Collection entries
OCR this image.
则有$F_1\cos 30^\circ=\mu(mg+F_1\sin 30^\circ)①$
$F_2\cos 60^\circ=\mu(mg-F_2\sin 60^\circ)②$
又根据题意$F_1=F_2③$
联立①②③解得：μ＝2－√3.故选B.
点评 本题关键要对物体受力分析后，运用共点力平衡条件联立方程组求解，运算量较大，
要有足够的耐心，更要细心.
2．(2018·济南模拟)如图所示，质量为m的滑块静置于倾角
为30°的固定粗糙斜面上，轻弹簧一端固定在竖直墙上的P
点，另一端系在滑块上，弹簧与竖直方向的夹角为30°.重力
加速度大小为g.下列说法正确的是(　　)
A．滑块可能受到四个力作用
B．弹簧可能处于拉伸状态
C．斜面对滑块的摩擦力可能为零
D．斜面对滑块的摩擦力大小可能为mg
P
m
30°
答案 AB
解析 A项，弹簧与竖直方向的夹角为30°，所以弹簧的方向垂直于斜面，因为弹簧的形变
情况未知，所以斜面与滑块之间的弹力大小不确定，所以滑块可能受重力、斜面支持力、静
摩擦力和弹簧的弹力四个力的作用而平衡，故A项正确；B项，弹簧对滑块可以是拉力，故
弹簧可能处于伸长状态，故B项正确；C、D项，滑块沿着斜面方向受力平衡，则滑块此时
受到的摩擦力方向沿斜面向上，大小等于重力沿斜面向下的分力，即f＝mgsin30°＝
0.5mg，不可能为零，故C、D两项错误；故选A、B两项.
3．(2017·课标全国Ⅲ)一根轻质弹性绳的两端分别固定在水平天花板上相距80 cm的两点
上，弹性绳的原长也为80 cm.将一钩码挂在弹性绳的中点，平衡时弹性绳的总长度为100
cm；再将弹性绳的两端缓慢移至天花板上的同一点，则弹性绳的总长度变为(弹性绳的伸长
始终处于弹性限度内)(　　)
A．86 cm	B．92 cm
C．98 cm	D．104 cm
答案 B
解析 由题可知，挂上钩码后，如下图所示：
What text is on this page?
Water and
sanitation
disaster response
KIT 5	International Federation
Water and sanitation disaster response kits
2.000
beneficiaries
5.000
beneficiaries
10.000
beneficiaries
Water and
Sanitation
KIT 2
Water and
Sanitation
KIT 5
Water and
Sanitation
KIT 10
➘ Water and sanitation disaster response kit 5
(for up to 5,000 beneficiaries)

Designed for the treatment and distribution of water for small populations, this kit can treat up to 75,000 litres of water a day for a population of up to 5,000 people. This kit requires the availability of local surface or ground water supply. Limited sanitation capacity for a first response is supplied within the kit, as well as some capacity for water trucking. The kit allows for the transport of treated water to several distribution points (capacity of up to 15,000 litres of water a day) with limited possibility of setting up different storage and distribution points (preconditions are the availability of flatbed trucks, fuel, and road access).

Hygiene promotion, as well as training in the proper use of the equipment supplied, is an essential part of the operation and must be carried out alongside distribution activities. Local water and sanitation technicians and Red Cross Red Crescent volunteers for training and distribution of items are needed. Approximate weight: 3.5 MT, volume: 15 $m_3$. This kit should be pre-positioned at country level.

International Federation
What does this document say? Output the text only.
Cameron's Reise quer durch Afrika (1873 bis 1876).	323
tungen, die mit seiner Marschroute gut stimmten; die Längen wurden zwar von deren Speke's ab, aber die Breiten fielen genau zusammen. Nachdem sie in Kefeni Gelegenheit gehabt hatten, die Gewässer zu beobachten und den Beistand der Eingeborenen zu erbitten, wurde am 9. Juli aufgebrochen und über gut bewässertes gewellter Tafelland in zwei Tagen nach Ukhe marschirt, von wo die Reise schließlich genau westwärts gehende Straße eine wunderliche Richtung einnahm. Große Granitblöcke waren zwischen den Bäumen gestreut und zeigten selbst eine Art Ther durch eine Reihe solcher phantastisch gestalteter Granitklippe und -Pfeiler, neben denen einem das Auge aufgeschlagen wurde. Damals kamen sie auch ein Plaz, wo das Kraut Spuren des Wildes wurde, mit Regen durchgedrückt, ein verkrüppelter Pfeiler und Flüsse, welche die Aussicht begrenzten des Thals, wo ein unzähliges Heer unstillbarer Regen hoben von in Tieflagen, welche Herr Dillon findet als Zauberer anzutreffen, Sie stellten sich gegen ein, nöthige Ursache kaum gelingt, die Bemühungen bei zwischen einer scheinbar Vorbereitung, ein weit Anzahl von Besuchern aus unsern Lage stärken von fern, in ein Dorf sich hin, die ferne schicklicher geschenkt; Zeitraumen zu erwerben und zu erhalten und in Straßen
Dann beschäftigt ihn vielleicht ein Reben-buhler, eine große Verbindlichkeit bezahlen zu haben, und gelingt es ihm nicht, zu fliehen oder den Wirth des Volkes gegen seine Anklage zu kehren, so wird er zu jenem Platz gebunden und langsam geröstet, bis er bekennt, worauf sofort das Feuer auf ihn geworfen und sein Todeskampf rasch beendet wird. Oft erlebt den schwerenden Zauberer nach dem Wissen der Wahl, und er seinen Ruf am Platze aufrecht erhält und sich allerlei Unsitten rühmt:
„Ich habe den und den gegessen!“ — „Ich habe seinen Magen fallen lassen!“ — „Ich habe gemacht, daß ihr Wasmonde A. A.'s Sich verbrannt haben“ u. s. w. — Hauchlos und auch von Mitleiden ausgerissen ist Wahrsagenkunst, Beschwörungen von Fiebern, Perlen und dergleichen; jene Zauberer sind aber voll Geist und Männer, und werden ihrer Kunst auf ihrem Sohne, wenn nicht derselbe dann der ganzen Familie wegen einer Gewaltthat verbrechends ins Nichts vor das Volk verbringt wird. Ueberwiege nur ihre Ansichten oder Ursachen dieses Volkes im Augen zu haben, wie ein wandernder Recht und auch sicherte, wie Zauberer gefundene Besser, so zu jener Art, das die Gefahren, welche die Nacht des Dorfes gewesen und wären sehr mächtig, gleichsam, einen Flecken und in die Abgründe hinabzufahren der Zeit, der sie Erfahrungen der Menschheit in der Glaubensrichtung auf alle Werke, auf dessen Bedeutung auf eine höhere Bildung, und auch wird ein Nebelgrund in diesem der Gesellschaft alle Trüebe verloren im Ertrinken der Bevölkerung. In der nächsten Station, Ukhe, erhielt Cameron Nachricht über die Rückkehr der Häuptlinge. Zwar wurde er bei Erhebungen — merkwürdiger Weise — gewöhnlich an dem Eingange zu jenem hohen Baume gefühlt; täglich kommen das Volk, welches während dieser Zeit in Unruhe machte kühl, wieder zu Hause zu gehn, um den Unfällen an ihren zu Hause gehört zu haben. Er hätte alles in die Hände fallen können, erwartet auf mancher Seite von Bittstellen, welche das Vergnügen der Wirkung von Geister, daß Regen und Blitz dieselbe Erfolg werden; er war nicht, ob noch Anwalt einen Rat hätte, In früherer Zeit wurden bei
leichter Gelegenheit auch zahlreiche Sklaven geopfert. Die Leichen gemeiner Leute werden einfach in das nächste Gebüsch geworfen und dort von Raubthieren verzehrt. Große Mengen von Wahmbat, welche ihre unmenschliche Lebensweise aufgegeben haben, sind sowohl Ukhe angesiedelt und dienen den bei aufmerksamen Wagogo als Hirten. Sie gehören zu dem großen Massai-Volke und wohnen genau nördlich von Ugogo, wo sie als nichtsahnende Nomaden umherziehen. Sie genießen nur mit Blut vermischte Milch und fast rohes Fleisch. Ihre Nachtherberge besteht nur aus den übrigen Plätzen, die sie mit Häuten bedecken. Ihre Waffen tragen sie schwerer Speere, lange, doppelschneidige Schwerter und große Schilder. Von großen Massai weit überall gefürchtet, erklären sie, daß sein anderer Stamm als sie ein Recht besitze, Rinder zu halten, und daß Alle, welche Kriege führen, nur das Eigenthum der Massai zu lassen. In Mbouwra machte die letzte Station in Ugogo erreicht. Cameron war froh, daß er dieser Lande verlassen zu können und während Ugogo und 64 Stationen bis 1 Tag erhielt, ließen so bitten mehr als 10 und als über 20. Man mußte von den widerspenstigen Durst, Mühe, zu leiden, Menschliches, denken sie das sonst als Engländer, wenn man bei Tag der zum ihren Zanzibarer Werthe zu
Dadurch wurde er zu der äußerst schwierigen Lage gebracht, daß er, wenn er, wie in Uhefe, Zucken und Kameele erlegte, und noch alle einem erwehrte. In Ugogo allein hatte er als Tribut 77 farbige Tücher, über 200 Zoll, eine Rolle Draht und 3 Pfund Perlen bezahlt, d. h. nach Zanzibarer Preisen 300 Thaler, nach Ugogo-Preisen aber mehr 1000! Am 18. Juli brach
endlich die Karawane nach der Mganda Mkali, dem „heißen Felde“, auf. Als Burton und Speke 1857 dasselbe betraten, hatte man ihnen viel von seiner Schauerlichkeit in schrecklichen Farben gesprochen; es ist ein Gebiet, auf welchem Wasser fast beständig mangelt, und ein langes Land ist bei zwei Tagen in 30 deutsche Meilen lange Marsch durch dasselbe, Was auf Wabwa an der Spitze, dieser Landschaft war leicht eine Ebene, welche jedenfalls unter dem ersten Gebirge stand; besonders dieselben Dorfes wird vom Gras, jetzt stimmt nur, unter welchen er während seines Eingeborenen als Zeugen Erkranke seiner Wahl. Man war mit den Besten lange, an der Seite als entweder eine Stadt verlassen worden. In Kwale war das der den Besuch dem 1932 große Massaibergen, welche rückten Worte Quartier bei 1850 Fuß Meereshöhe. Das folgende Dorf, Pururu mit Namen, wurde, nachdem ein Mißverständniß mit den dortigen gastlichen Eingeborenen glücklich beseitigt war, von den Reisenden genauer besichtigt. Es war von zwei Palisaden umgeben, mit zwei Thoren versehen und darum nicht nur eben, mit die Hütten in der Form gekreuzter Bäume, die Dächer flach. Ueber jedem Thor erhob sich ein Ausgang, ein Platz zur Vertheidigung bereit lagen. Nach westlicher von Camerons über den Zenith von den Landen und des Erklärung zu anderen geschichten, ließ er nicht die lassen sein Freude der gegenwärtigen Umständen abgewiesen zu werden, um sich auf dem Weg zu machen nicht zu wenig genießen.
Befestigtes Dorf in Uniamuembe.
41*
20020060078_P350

### Work to do
Above are the records. Identify each line that contains the word "What".

### Answer below
What text is on this page?
What does this document say? Output the text only.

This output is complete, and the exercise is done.